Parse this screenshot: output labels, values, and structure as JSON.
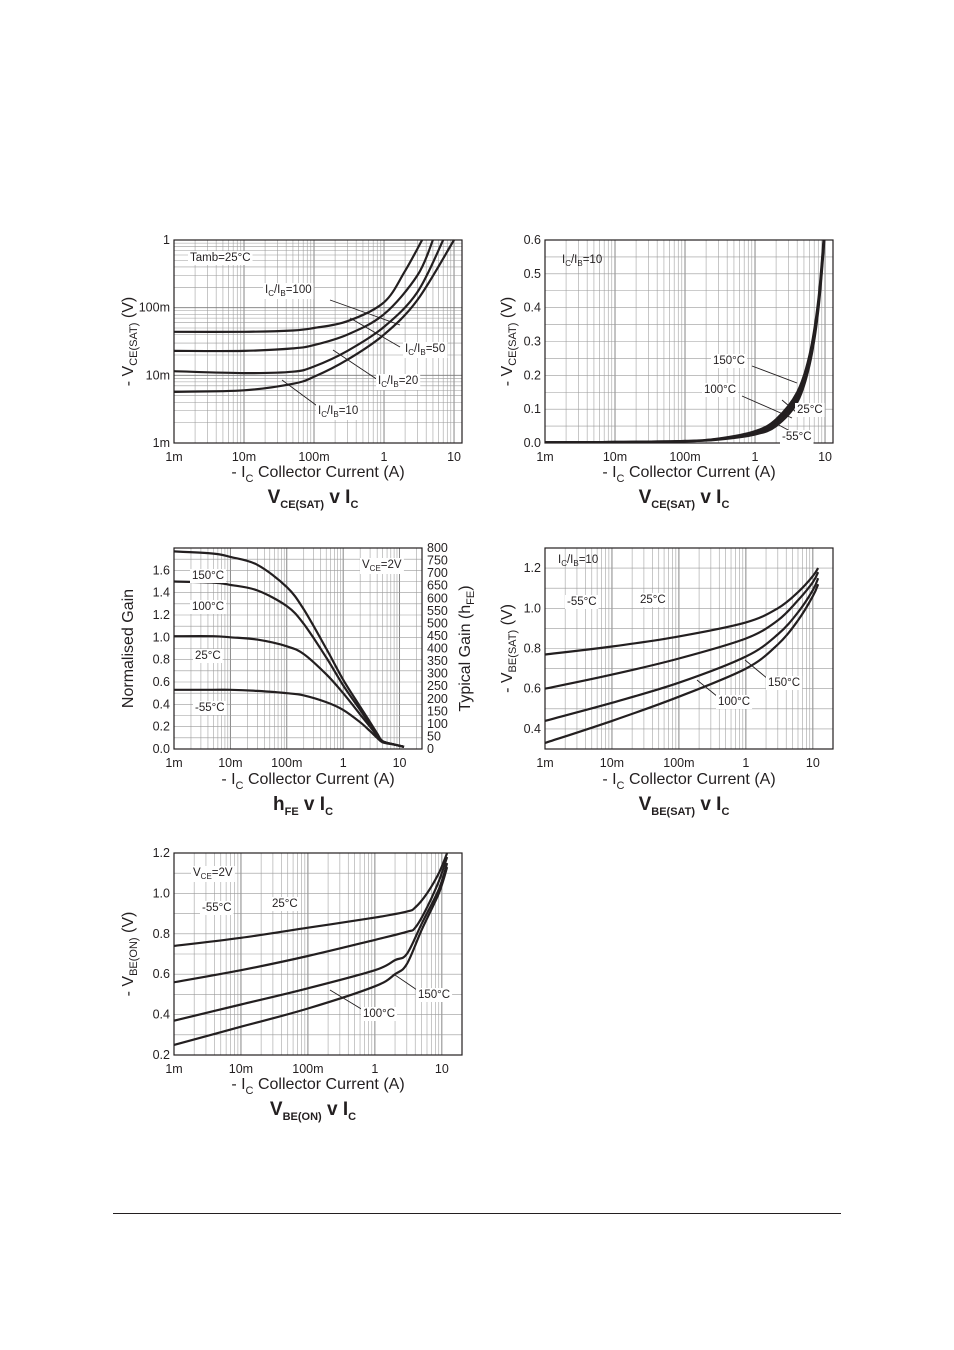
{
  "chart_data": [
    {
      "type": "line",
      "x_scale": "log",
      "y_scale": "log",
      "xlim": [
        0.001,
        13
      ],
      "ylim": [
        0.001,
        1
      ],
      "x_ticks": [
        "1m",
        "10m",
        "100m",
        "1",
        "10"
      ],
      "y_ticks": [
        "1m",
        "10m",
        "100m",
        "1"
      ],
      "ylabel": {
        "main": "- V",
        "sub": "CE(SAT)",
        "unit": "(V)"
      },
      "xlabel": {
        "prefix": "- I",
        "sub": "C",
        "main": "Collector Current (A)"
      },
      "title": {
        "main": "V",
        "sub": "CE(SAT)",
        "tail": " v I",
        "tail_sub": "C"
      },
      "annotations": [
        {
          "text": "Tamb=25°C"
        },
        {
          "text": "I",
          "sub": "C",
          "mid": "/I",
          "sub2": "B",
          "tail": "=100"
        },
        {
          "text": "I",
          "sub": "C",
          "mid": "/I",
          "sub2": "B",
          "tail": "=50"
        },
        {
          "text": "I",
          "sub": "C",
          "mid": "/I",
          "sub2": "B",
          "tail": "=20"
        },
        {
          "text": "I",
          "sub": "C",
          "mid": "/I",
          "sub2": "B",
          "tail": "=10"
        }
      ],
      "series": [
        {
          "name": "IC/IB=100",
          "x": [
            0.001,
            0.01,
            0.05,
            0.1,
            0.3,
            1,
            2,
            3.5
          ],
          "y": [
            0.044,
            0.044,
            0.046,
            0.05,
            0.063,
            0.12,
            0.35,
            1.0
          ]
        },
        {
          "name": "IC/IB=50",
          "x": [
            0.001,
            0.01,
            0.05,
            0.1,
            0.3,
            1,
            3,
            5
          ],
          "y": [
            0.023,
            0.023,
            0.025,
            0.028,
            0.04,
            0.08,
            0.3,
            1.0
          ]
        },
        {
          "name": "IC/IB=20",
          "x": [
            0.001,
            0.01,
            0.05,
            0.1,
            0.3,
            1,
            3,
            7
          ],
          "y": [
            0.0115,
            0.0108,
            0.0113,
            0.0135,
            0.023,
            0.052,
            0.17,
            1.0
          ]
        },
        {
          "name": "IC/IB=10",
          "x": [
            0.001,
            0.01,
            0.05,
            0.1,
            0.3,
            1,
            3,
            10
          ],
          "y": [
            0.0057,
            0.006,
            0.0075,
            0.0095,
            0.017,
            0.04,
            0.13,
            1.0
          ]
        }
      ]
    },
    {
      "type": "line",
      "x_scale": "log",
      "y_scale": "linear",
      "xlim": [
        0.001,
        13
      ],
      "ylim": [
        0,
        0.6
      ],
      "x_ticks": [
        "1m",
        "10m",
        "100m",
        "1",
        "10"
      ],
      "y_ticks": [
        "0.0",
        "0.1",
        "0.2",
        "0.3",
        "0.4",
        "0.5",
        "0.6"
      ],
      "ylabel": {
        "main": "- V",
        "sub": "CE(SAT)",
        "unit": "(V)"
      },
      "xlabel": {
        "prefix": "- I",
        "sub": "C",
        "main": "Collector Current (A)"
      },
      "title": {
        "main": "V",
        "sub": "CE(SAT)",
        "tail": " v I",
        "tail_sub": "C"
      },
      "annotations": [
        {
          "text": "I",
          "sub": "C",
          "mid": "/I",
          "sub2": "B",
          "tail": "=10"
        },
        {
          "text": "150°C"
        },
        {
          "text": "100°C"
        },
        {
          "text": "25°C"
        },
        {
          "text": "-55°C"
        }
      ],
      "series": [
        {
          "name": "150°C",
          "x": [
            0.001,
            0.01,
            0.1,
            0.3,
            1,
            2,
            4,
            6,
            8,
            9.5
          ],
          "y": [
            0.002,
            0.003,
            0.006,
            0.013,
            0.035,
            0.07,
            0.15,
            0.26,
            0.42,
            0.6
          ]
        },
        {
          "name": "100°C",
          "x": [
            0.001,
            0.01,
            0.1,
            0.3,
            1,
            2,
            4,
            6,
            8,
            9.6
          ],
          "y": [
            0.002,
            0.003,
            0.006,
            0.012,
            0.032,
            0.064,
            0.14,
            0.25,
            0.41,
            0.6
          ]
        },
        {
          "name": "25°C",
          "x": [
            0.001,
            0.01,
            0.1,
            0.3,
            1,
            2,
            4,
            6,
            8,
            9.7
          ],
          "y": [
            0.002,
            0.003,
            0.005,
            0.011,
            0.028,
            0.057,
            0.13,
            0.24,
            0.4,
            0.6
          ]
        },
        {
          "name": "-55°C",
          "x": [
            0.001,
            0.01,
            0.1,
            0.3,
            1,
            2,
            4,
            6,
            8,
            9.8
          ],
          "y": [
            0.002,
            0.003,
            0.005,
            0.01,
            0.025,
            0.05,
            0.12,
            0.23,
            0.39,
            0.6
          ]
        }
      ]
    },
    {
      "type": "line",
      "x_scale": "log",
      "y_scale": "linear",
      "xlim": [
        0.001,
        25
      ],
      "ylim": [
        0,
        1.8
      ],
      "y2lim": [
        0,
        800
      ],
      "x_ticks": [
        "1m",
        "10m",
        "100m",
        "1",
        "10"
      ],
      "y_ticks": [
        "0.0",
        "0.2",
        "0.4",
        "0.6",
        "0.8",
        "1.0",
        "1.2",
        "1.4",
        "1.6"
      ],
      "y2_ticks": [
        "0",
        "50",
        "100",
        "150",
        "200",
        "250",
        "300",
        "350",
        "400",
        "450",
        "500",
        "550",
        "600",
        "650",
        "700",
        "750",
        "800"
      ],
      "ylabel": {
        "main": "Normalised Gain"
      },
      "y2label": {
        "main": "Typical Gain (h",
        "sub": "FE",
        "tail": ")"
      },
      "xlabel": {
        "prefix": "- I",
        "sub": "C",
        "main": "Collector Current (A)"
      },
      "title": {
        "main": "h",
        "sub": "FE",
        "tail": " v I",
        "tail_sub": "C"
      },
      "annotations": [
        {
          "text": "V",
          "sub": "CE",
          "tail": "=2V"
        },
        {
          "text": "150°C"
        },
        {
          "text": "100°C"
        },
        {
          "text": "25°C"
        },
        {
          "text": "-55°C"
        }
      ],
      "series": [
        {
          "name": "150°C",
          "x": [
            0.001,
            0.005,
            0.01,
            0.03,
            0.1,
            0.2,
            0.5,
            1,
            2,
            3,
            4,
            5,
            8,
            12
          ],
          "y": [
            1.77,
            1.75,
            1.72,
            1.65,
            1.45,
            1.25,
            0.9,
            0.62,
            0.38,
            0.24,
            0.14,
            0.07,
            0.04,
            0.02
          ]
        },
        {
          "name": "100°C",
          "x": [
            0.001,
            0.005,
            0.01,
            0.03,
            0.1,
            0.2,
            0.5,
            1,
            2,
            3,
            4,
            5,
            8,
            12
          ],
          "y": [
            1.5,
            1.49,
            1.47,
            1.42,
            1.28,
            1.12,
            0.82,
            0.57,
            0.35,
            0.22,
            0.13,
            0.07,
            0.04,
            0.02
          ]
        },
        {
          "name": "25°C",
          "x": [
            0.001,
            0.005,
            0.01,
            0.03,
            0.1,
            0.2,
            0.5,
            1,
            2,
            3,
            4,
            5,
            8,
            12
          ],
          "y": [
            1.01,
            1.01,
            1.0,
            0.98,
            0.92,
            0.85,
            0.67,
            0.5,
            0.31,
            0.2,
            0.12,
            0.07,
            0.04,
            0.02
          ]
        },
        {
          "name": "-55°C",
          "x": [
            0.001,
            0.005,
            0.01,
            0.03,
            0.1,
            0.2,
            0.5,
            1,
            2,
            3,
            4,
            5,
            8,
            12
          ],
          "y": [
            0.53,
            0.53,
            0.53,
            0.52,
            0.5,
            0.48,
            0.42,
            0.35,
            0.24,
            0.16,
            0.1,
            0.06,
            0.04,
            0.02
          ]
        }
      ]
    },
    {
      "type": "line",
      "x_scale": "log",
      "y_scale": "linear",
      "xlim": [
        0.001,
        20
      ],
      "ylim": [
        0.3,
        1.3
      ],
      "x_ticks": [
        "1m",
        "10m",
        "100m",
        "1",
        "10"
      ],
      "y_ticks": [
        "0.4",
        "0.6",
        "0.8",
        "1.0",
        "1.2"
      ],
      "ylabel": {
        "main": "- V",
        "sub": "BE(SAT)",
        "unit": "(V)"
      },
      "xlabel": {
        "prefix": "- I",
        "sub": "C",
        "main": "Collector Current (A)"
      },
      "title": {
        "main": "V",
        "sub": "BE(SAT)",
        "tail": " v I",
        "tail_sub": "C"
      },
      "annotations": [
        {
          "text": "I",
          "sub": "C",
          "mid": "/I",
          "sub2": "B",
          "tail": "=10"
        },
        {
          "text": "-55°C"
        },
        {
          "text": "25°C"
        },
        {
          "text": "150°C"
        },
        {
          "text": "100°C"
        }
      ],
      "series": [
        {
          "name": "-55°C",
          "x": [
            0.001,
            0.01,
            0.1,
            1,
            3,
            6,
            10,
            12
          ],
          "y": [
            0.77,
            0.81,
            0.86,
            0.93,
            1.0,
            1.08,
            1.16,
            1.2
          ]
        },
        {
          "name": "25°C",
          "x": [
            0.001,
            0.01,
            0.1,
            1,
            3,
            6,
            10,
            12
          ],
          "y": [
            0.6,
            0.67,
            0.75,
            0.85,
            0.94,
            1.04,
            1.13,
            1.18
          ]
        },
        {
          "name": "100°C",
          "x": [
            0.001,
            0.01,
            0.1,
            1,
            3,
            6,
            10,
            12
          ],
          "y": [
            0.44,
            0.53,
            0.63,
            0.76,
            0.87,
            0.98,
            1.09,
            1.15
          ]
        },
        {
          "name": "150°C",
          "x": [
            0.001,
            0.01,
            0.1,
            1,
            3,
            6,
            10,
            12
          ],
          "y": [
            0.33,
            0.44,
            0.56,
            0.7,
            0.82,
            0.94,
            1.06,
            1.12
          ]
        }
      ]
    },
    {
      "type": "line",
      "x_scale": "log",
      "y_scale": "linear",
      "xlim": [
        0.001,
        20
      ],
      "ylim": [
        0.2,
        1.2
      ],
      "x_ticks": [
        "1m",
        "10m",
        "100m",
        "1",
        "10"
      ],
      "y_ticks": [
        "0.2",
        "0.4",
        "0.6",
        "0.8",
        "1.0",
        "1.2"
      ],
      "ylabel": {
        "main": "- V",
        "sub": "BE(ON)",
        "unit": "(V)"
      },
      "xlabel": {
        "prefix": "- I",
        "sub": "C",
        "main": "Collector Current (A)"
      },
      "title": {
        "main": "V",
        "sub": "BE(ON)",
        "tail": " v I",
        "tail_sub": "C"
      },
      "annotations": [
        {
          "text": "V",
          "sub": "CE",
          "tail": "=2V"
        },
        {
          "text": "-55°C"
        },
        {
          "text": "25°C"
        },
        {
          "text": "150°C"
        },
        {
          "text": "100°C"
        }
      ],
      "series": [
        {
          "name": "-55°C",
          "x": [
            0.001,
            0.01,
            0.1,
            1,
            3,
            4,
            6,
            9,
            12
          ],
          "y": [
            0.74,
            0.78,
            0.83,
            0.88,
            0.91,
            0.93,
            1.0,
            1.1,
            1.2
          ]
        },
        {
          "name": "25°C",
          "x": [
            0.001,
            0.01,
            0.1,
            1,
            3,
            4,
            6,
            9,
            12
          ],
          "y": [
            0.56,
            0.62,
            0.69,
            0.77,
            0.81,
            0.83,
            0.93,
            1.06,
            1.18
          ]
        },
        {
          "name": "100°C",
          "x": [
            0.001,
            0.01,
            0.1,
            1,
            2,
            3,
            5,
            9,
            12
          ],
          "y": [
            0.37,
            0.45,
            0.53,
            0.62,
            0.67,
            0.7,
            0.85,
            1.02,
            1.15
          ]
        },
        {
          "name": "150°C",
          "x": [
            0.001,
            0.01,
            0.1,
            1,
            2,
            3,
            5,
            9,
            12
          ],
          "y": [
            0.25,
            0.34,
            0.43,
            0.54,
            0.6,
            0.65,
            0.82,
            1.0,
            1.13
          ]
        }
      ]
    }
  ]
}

:: Brief ::
Determine the count of lines in the data above with the string "Gain" in them, and give that count alone.

:: Finished exercise ::
2